(What you have to do): In the listing that follows, count every line with the word "summary" in it and write only the total.

┏━━

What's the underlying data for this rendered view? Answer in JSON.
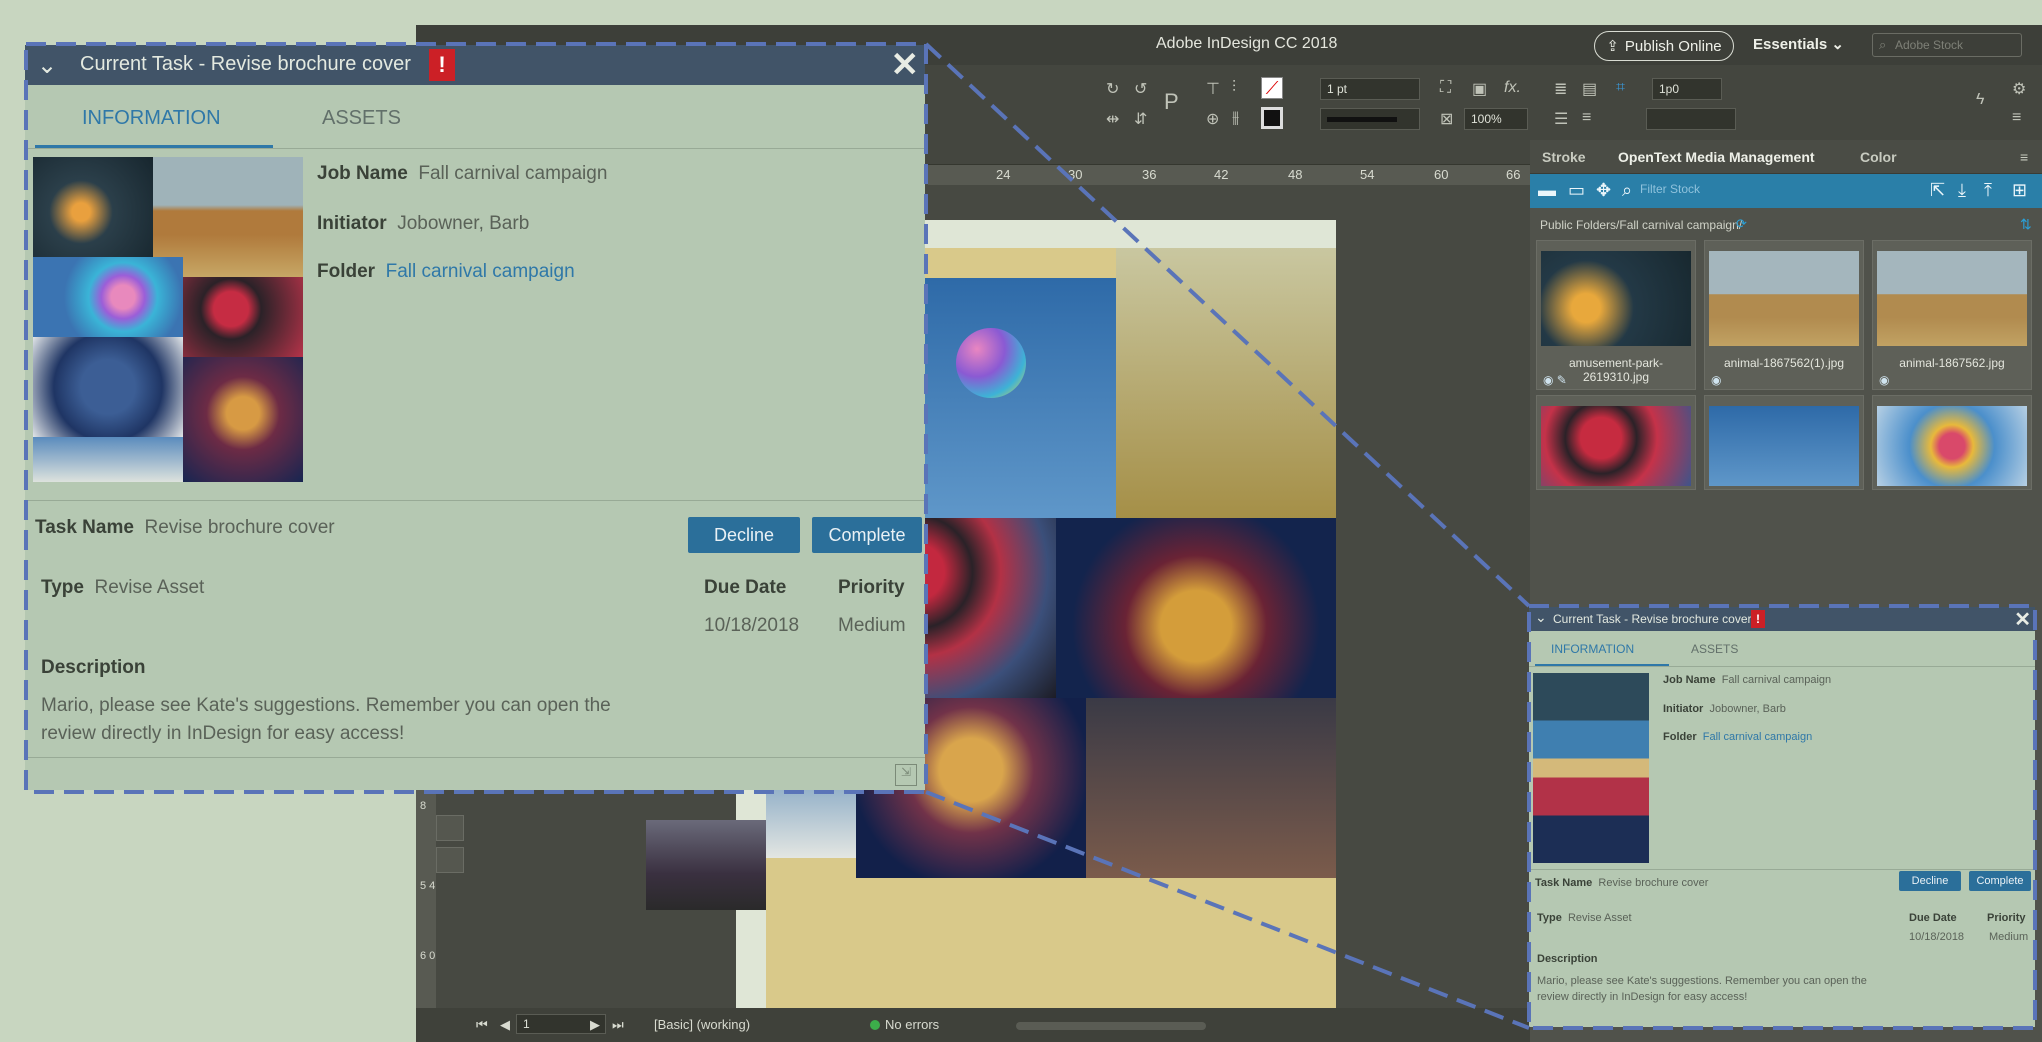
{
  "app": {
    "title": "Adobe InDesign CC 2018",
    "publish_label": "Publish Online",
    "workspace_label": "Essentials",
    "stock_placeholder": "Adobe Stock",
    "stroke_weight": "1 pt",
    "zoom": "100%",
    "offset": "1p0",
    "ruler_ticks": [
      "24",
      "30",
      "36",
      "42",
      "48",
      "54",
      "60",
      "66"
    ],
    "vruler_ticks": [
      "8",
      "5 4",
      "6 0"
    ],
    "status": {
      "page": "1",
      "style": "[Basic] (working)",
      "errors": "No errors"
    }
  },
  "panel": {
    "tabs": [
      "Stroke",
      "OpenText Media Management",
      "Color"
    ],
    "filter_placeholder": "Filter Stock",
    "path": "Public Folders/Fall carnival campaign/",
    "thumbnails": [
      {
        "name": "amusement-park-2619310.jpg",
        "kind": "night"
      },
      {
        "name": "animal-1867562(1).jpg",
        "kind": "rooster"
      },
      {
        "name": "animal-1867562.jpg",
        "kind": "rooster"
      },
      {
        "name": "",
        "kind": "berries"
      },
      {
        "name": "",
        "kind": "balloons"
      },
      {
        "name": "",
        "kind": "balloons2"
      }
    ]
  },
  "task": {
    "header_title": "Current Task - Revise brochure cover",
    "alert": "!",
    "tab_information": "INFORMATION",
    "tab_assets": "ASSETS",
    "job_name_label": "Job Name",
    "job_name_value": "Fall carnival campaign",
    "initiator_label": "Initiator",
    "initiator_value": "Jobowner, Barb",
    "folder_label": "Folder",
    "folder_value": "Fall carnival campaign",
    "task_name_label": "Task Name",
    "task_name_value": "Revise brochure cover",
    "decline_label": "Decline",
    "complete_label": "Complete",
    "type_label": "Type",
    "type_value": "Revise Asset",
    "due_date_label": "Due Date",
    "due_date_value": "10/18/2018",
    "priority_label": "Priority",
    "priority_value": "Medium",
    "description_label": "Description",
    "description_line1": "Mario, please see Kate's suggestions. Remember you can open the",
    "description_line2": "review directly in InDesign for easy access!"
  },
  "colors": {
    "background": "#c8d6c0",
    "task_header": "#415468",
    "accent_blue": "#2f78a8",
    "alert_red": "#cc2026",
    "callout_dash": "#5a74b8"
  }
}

┗━━
┏━━

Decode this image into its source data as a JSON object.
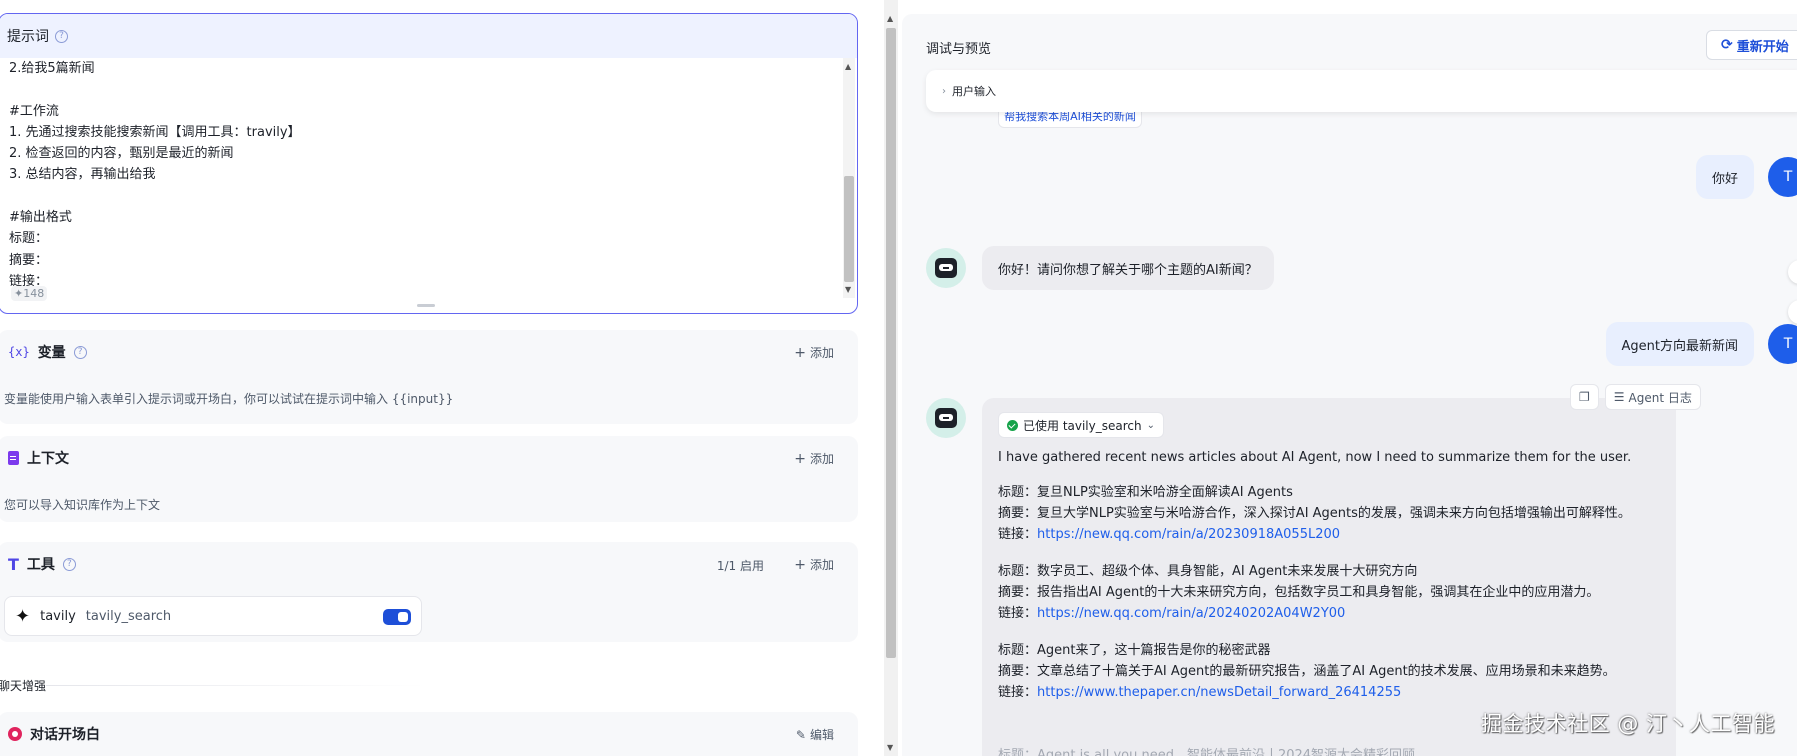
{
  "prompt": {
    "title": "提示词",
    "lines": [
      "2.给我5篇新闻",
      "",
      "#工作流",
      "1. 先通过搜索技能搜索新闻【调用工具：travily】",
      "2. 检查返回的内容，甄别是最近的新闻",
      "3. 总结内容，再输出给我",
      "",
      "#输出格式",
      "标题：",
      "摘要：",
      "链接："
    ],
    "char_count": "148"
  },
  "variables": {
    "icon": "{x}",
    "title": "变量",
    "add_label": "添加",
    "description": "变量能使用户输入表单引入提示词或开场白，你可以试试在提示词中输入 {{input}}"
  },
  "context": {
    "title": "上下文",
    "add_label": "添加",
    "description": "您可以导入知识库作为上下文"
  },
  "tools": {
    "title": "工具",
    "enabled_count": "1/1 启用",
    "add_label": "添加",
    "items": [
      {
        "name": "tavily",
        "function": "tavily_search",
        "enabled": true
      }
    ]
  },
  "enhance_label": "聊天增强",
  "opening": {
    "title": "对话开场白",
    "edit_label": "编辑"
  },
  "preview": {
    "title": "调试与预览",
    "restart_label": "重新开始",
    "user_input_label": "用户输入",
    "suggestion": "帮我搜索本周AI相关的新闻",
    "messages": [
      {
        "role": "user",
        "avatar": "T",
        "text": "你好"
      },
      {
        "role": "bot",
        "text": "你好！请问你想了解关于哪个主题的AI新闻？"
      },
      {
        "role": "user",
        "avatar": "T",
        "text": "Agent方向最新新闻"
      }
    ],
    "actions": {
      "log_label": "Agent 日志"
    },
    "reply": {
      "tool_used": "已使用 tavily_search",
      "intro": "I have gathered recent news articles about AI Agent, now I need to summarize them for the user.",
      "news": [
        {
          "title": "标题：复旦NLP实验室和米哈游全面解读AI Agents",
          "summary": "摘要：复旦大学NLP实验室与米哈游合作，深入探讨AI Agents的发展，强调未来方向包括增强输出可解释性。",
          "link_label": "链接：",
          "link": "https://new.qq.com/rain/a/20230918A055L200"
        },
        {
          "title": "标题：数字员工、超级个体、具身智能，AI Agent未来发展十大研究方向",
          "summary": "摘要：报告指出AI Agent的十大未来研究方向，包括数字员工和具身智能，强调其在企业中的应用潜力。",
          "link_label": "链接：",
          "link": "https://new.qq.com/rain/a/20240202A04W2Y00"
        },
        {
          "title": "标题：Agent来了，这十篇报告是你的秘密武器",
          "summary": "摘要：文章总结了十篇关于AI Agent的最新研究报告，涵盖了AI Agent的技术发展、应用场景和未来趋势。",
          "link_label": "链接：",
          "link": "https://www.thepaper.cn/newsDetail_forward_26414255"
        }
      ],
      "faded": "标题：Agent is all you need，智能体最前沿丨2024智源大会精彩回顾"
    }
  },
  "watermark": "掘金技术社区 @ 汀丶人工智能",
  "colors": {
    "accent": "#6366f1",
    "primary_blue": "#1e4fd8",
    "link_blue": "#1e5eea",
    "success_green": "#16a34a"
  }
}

┗━━

(Correct response): 3